**Exercise objective:** In the listing below, copy out word for word every line from the one containing "Patent image size: (1386, 523)." through the one containing "The process gas supply 1' is at (720, 40).", with both of those lines included.

(Saved data entries)
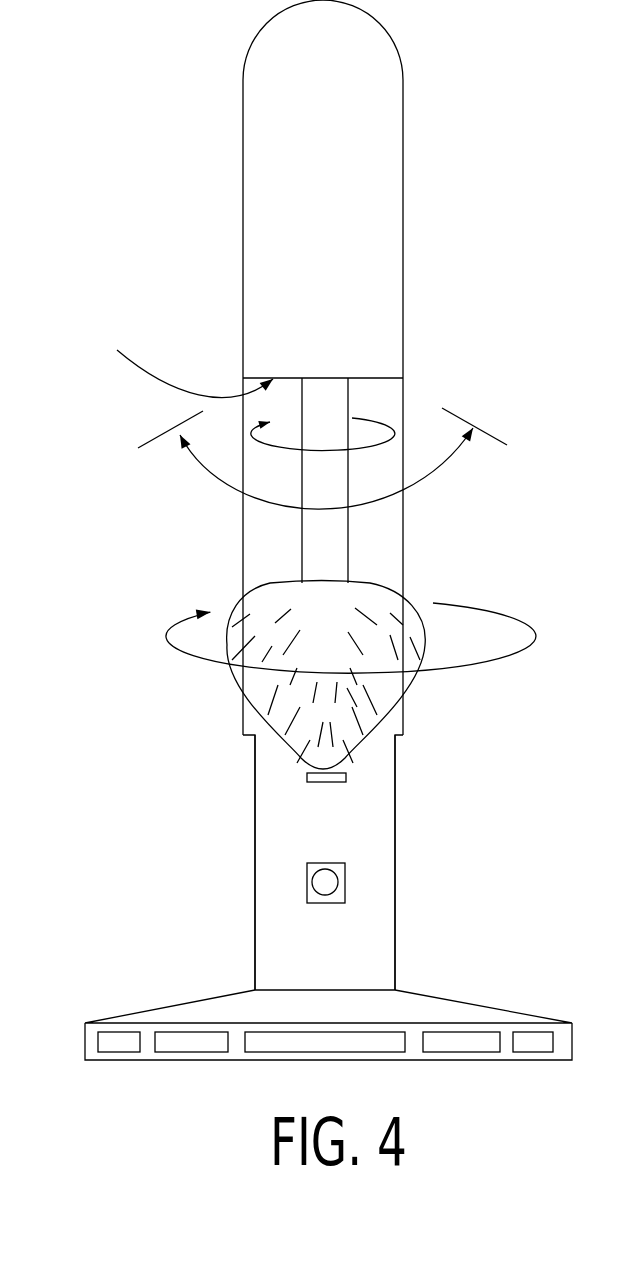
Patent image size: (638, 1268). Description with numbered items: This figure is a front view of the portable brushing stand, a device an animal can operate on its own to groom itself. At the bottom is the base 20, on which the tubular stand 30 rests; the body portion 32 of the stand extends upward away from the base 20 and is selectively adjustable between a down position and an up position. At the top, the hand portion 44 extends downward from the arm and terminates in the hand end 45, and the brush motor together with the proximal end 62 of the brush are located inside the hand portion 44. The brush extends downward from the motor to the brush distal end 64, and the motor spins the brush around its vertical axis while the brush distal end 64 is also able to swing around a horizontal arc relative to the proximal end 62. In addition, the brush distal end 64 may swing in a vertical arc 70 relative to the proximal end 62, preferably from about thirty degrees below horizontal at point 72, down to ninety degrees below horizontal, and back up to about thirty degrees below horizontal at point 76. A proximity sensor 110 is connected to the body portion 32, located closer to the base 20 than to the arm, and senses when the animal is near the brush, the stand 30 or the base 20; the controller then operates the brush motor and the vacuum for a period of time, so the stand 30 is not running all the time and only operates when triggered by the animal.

The base 20 is at (435, 1007).
The stand 30 is at (277, 915).
The body portion 32 is at (382, 798).
The hand portion 44 is at (378, 142).
The hand end 45 is at (177, 364).
The proximal end 62 is at (338, 397).
The brush distal end 64 is at (290, 740).
The vertical arc 70 is at (422, 480).
The horizontal point 72 is at (152, 438).
The horizontal point 76 is at (492, 433).
The proximity sensor 110 is at (332, 883).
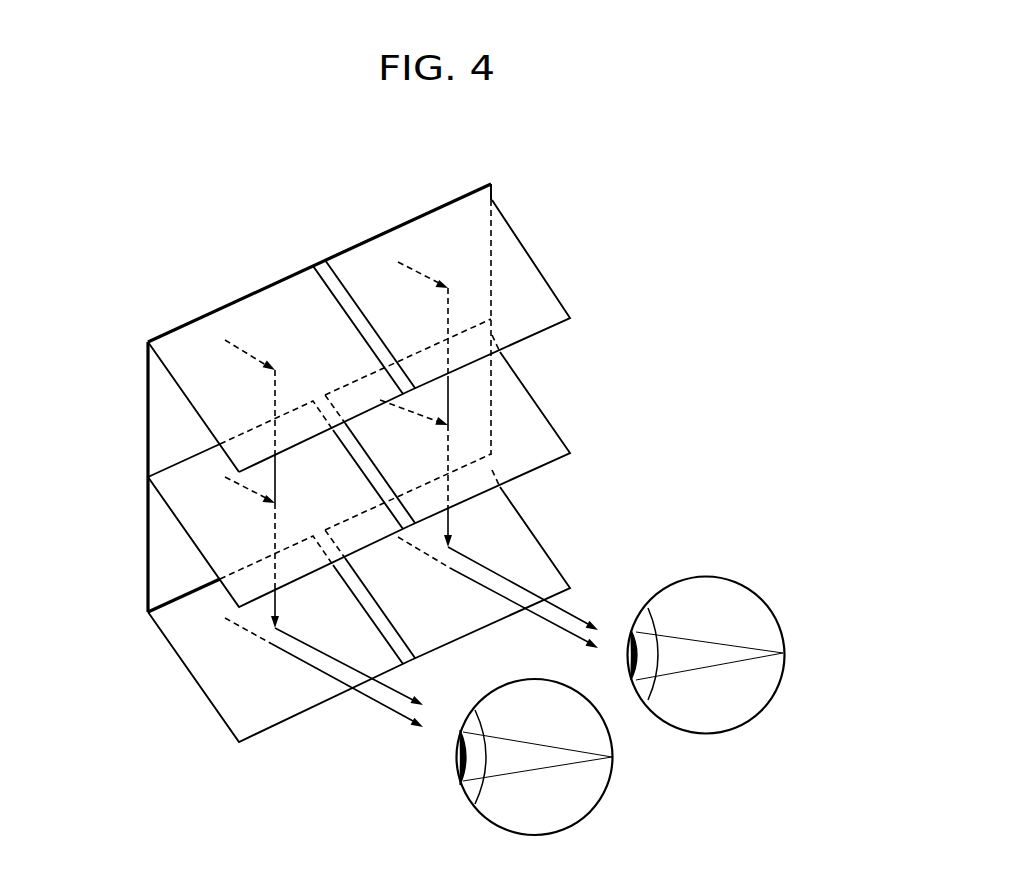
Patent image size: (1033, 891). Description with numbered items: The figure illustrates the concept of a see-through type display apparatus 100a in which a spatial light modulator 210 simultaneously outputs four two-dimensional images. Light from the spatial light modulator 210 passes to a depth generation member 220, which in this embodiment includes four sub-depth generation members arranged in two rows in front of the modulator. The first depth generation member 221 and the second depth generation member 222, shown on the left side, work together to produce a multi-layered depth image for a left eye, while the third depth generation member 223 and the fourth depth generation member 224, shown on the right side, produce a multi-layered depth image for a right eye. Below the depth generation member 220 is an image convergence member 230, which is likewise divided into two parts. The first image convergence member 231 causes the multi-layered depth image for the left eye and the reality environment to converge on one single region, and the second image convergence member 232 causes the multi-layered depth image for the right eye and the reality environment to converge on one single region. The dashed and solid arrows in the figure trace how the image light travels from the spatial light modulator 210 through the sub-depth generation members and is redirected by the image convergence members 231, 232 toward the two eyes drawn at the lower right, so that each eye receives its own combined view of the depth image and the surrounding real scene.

The see-through type display apparatus 100a is at (640, 172).
The spatial light modulator 210 is at (160, 407).
The depth generation member 220 is at (640, 253).
The first depth generation member 221 is at (220, 412).
The second depth generation member 222 is at (210, 522).
The third depth generation member 223 is at (547, 303).
The fourth depth generation member 224 is at (547, 437).
The image convergence member 230 is at (606, 529).
The first image convergence member 231 is at (218, 683).
The second image convergence member 232 is at (520, 543).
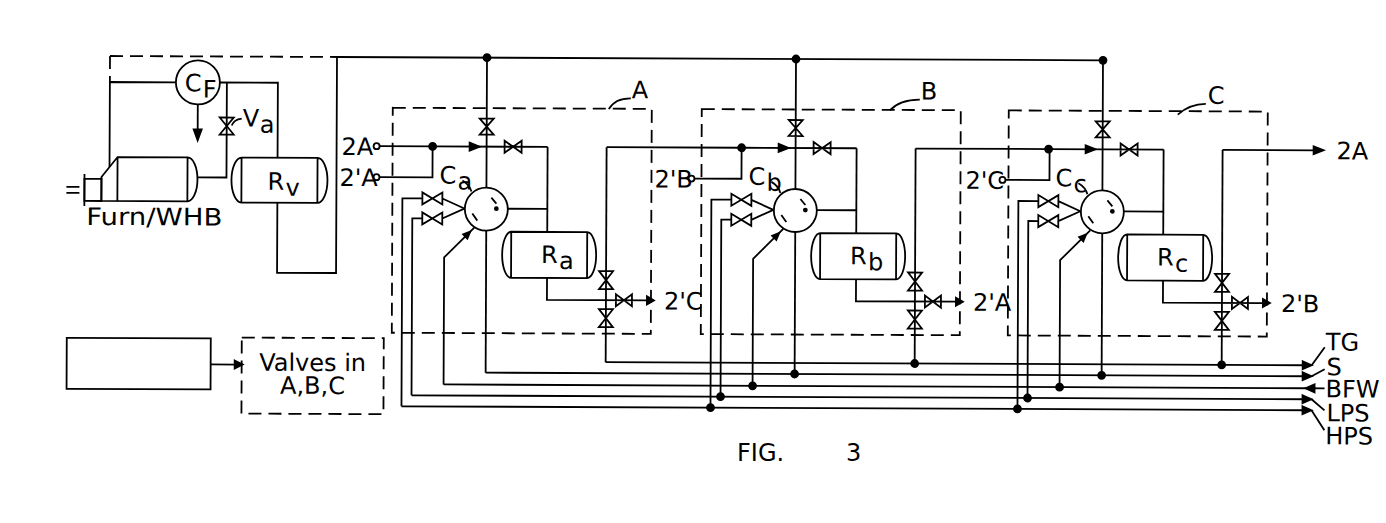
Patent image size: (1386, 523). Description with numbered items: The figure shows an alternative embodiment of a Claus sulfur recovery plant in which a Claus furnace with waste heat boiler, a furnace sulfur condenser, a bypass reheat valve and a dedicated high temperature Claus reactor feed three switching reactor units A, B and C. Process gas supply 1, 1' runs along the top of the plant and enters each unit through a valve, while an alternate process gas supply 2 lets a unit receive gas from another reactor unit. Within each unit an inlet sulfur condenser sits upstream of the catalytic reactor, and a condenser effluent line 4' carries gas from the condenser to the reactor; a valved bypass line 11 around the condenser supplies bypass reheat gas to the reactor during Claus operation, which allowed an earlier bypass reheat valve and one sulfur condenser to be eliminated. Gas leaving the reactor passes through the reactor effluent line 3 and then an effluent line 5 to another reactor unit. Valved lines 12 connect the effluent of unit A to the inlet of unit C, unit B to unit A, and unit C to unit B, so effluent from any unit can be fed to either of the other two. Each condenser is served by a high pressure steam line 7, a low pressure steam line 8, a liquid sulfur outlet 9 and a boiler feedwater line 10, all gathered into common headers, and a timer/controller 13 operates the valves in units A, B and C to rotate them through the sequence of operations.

The process gas supply 1 is at (811, 122).
The process gas supply 1' is at (720, 40).
The alternate process gas supply 2 is at (412, 146).
The reactor effluent line 3 is at (547, 297).
The condenser effluent line 4' is at (835, 195).
The effluent line to another reactor unit 5 is at (607, 176).
The high pressure steam line 7 is at (403, 276).
The low pressure steam line 8 is at (414, 246).
The liquid sulfur outlet 9 is at (488, 322).
The boiler feedwater line 10 is at (447, 302).
The valved bypass line 11 is at (549, 166).
The valved line 12 is at (614, 296).
The timer/controller 13 is at (162, 339).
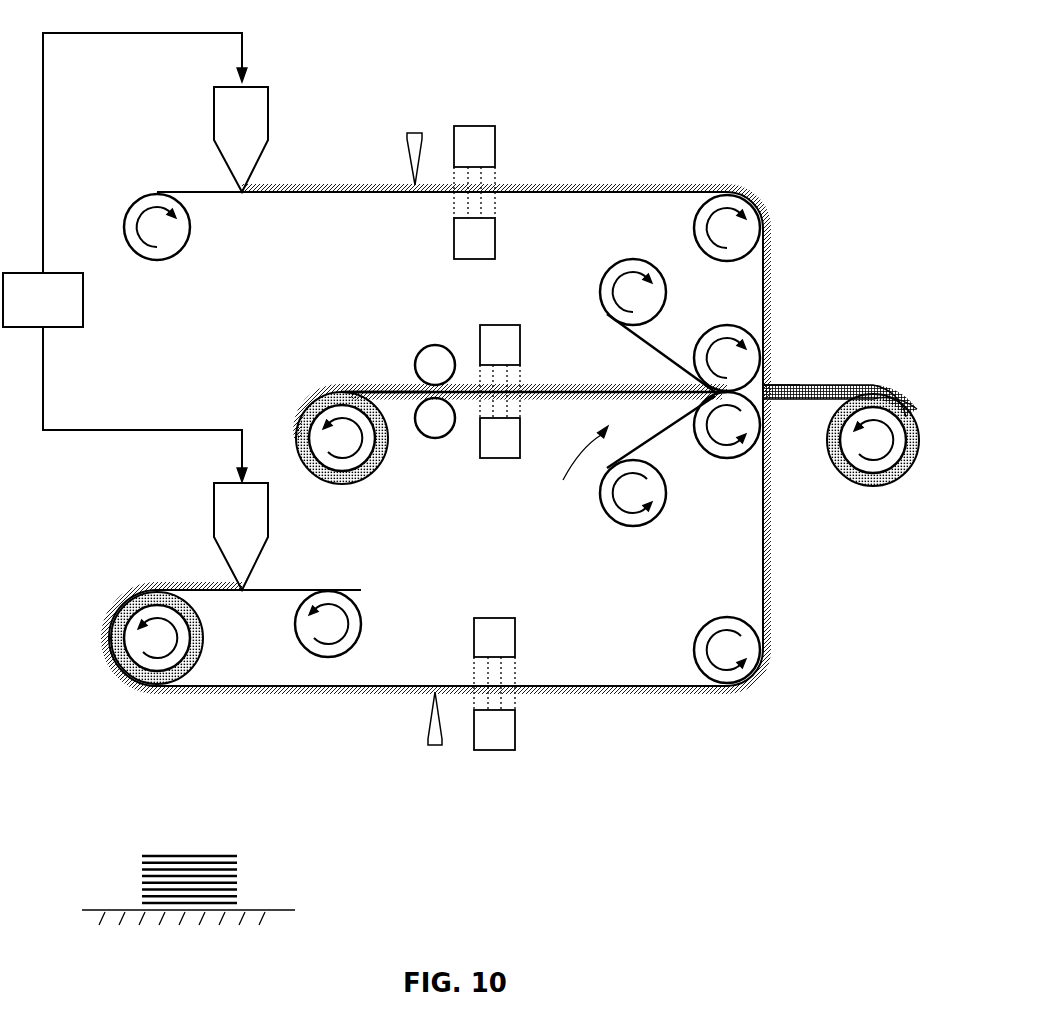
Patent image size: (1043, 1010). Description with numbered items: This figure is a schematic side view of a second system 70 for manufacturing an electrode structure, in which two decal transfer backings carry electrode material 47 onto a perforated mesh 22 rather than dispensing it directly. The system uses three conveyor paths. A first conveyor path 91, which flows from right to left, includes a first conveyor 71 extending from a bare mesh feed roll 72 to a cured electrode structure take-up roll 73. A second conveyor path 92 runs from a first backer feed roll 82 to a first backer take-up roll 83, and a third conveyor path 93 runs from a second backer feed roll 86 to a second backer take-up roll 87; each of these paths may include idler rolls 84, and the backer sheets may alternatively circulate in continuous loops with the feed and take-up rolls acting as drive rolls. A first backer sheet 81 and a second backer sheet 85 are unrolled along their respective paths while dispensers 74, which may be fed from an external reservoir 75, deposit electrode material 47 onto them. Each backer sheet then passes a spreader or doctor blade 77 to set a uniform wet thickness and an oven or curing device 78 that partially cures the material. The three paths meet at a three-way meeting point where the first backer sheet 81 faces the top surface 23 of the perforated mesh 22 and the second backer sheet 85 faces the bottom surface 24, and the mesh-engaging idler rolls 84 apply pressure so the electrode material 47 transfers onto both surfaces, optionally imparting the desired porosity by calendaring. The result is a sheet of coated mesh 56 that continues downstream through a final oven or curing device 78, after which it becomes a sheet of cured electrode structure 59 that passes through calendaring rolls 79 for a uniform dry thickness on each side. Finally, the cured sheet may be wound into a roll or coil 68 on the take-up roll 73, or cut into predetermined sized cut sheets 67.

The second system 70 is at (721, 64).
The second conveyor path 92 is at (768, 161).
The third conveyor path 93 is at (796, 687).
The first conveyor path 91 is at (855, 304).
The electrode material 47 is at (312, 187).
The first decal transfer backing or backer sheet 81 is at (370, 193).
The second decal transfer backing or backer sheet 85 is at (622, 682).
The first backer feed roll 82 is at (185, 243).
The first backer take-up roll 83 is at (622, 258).
The idler rolls 84 is at (713, 330).
The second backer feed roll 86 is at (358, 612).
The second backer take-up roll 87 is at (602, 503).
The dispensers 74 is at (229, 132).
The external reservoir 75 is at (30, 310).
The spreader or doctor blade 77 is at (413, 132).
The oven or curing device 78 is at (475, 125).
The roll or coil 68 is at (290, 374).
The cured electrode structure take-up roll 73 is at (367, 477).
The coated mesh 56 is at (587, 386).
The sheet of cured electrode structure 59 is at (398, 388).
The calendaring rolls 79 is at (427, 343).
The bottom surface 24 is at (567, 466).
The top surface 23 is at (786, 363).
The perforated mesh 22 is at (848, 385).
The first conveyor 71 is at (783, 400).
The bare mesh feed roll 72 is at (885, 486).
The cut sheets 67 is at (198, 818).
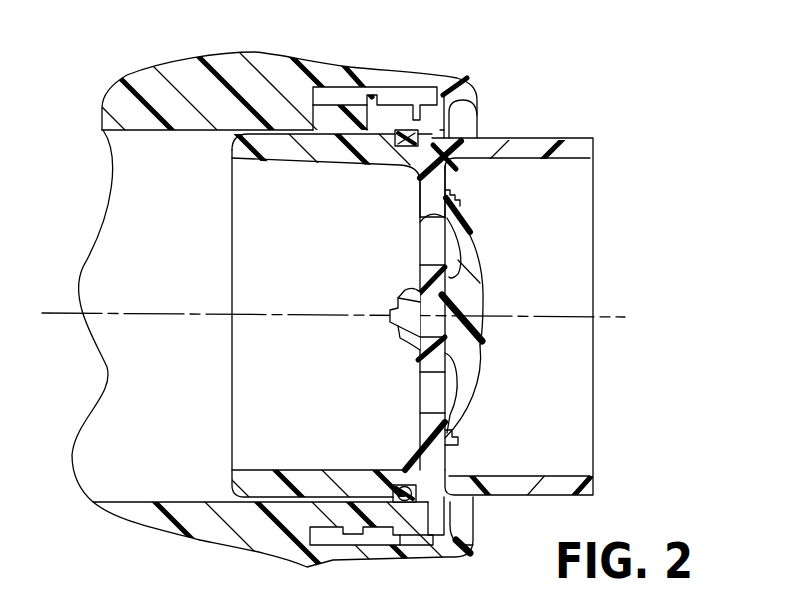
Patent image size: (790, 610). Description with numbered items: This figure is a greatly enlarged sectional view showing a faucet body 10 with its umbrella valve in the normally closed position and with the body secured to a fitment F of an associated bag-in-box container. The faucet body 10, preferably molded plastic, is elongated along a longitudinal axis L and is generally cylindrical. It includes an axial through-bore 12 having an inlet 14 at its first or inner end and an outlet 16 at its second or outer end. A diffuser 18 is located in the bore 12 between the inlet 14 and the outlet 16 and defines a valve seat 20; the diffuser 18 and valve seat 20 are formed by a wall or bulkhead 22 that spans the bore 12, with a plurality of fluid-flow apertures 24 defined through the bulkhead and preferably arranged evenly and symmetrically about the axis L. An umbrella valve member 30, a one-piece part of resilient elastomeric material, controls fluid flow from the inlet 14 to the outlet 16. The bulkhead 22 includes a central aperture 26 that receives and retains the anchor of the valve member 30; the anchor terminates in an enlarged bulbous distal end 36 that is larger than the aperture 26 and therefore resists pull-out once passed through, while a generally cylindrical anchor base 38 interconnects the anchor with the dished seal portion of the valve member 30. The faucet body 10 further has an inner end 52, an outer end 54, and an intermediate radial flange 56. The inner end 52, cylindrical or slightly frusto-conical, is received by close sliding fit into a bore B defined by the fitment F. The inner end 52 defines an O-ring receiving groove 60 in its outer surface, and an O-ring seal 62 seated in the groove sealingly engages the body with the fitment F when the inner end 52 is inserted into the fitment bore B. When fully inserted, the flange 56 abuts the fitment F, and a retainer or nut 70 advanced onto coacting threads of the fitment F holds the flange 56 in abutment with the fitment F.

**Reply:**
Patent image size: (1386, 523). Description with numbered items: The figure shows an alternative embodiment of a Claus sulfur recovery plant in which a Claus furnace with waste heat boiler, a furnace sulfur condenser, a bypass reheat valve and a dedicated high temperature Claus reactor feed three switching reactor units A, B and C. Process gas supply 1, 1' runs along the top of the plant and enters each unit through a valve, while an alternate process gas supply 2 lets a unit receive gas from another reactor unit. Within each unit an inlet sulfur condenser sits upstream of the catalytic reactor, and a condenser effluent line 4' carries gas from the condenser to the reactor; a valved bypass line 11 around the condenser supplies bypass reheat gas to the reactor during Claus operation, which allowed an earlier bypass reheat valve and one sulfur condenser to be eliminated. Gas leaving the reactor passes through the reactor effluent line 3 and then an effluent line 5 to another reactor unit. Valved lines 12 connect the effluent of unit A to the inlet of unit C, unit B to unit A, and unit C to unit B, so effluent from any unit can be fed to either of the other two. Each condenser is served by a high pressure steam line 7, a low pressure steam line 8, a liquid sulfur outlet 9 and a boiler feedwater line 10, all gathered into common headers, and a timer/controller 13 operates the valves in units A, B and C to rotate them through the sequence of operations.

The process gas supply 1 is at (811, 122).
The process gas supply 1' is at (720, 40).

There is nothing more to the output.